Task prompt:
Each line of the data that includes the string "lecture" is to be copied out.

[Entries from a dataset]
━━━━━━

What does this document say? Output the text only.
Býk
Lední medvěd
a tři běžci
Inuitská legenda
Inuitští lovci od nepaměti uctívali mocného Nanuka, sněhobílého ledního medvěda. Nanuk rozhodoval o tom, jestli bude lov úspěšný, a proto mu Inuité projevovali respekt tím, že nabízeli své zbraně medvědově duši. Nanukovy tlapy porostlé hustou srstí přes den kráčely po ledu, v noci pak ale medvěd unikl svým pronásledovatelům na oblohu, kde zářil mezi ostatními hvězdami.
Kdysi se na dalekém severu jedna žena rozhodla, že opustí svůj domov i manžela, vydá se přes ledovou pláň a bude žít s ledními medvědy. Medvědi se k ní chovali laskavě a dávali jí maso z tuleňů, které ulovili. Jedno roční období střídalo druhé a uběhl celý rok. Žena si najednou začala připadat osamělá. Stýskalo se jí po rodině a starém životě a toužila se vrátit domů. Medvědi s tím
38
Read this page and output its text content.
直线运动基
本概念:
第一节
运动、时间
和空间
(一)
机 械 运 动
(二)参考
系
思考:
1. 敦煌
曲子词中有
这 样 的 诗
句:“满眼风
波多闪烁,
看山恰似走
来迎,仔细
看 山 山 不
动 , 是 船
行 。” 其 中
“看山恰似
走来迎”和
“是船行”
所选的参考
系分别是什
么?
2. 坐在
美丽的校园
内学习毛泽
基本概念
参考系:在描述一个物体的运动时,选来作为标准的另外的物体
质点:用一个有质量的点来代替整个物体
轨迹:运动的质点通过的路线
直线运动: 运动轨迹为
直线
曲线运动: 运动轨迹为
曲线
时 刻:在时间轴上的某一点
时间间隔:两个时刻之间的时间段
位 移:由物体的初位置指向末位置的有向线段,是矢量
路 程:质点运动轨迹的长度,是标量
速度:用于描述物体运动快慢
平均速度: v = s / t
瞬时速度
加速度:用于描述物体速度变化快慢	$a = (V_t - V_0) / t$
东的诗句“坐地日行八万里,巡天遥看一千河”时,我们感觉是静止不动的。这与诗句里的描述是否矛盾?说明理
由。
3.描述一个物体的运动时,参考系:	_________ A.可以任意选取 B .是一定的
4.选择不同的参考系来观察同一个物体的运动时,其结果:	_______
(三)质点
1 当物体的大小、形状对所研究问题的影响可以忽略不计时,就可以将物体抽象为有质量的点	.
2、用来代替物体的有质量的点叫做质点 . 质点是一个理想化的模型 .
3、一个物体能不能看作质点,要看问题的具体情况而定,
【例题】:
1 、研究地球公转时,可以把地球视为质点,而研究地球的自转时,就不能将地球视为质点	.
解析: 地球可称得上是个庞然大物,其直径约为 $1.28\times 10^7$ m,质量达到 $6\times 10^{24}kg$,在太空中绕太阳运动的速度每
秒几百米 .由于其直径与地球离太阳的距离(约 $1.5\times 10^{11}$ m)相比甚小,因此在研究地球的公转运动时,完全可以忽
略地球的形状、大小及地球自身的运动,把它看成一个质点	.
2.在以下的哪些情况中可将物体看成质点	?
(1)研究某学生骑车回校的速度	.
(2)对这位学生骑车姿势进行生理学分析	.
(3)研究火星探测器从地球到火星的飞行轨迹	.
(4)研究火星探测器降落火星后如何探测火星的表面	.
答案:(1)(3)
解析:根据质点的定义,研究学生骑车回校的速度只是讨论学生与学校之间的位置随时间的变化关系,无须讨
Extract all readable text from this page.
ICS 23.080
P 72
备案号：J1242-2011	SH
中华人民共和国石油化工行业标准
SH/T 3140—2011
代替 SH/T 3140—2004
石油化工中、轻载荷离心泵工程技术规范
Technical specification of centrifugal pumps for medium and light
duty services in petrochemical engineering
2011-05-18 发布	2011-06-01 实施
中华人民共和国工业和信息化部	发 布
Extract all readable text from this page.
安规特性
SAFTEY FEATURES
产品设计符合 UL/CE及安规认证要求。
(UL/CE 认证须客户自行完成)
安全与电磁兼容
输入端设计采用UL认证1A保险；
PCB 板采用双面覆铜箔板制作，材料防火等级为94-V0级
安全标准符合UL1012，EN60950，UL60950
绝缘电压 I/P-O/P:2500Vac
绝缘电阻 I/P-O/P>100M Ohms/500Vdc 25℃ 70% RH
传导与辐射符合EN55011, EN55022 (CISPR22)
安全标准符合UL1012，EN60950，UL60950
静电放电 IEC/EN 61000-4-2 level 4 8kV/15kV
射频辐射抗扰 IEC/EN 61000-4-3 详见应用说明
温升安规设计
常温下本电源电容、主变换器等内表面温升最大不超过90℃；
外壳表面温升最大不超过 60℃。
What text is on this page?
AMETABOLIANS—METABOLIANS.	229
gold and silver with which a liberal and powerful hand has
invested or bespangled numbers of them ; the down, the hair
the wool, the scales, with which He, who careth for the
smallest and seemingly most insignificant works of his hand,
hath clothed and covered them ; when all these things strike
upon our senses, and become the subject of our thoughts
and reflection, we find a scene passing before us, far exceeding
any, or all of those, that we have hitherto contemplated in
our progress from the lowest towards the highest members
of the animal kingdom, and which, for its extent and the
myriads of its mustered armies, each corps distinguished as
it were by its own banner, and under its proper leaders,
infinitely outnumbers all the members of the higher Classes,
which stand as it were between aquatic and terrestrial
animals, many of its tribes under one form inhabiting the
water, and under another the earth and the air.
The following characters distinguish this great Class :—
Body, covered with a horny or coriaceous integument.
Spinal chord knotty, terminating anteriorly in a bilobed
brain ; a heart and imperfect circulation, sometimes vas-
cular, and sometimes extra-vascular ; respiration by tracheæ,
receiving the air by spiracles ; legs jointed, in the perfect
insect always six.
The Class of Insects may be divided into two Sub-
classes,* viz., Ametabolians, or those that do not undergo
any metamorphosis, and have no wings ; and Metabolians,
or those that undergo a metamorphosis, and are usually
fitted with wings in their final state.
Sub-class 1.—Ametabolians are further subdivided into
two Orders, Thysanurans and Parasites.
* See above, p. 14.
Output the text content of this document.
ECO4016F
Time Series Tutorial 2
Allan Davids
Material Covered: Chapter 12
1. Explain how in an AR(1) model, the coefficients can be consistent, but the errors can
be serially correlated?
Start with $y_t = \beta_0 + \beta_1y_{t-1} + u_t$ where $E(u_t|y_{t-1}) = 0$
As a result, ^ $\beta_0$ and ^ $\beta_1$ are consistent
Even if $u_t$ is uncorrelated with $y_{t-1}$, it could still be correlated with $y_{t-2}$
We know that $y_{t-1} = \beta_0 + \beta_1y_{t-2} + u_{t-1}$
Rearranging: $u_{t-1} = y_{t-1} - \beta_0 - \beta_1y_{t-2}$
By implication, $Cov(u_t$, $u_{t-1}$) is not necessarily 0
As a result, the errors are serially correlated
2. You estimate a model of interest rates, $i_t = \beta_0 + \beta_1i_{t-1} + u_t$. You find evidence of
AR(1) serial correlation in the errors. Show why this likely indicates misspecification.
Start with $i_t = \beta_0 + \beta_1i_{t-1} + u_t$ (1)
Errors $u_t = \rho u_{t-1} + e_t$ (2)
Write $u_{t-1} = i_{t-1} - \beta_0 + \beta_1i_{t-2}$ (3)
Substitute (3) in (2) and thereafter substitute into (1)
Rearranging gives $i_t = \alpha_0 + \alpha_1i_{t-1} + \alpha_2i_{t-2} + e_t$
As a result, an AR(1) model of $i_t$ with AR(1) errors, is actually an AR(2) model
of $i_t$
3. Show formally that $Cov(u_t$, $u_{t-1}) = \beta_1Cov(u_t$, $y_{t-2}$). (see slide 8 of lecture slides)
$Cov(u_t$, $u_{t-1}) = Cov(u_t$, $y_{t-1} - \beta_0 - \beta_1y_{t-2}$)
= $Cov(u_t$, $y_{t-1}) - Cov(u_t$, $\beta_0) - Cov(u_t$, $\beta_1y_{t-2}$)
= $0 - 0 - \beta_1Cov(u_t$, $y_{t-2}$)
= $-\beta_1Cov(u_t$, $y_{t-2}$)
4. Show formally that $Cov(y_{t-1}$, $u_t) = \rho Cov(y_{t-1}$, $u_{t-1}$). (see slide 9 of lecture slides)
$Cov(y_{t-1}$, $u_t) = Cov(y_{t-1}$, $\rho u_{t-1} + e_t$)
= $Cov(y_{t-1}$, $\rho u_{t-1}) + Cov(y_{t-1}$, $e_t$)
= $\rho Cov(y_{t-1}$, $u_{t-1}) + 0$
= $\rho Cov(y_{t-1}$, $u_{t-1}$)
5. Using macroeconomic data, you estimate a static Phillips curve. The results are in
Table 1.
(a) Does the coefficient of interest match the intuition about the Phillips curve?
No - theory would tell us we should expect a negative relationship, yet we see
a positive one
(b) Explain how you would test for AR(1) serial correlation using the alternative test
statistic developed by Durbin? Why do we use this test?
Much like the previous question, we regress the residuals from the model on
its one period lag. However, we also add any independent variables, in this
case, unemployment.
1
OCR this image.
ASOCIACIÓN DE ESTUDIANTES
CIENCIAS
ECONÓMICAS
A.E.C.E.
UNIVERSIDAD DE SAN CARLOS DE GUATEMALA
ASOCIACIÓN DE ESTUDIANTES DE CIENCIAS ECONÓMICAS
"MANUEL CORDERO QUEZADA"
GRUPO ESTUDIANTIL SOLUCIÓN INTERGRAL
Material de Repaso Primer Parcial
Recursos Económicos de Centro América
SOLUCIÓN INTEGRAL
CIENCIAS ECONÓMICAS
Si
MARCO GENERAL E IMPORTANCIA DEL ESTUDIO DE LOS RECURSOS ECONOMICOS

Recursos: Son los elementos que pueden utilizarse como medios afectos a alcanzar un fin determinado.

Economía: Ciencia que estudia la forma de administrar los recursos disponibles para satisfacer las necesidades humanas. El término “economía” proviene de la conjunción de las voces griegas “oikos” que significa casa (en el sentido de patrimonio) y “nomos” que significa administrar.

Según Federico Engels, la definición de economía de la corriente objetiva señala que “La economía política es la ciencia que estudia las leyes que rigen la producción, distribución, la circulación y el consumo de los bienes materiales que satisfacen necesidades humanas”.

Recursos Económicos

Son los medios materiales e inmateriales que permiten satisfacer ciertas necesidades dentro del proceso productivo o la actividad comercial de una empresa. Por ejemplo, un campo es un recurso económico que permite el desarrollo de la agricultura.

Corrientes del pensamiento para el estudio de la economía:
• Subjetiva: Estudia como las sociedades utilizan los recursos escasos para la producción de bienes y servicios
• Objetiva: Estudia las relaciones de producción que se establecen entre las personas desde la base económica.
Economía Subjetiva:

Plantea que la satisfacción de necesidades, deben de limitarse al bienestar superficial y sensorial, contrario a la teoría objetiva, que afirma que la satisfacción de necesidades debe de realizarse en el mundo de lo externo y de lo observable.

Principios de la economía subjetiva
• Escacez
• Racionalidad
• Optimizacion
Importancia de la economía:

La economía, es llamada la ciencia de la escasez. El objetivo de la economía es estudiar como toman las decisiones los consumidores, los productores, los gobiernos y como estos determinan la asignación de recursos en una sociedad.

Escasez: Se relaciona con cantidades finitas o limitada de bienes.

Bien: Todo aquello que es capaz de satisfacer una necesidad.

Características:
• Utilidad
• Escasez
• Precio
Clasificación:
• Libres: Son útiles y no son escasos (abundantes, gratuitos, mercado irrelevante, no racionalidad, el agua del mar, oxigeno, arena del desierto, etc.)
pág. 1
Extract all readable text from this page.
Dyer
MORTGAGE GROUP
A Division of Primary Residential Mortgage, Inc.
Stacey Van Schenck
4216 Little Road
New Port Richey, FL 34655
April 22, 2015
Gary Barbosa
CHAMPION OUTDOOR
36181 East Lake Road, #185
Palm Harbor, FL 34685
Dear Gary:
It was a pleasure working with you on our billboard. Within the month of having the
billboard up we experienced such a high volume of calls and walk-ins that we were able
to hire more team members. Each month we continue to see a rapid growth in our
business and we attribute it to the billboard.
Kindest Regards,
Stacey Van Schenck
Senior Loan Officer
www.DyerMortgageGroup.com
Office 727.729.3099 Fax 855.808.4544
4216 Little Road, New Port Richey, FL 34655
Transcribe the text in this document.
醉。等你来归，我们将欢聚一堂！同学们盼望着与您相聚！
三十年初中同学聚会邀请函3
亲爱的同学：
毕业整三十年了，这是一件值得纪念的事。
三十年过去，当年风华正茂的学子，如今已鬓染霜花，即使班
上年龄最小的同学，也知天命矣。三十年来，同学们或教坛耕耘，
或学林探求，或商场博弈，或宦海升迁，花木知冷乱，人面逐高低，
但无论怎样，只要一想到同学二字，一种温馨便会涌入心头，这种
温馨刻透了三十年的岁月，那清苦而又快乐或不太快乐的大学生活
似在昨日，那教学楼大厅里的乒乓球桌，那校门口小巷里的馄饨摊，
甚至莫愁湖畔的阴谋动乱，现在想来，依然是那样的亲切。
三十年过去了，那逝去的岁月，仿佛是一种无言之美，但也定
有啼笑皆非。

━━━━━━

Result:
3. Show formally that $Cov(u_t$, $u_{t-1}) = \beta_1Cov(u_t$, $y_{t-2}$). (see slide 8 of lecture slides)
4. Show formally that $Cov(y_{t-1}$, $u_t) = \rho Cov(y_{t-1}$, $u_{t-1}$). (see slide 9 of lecture slides)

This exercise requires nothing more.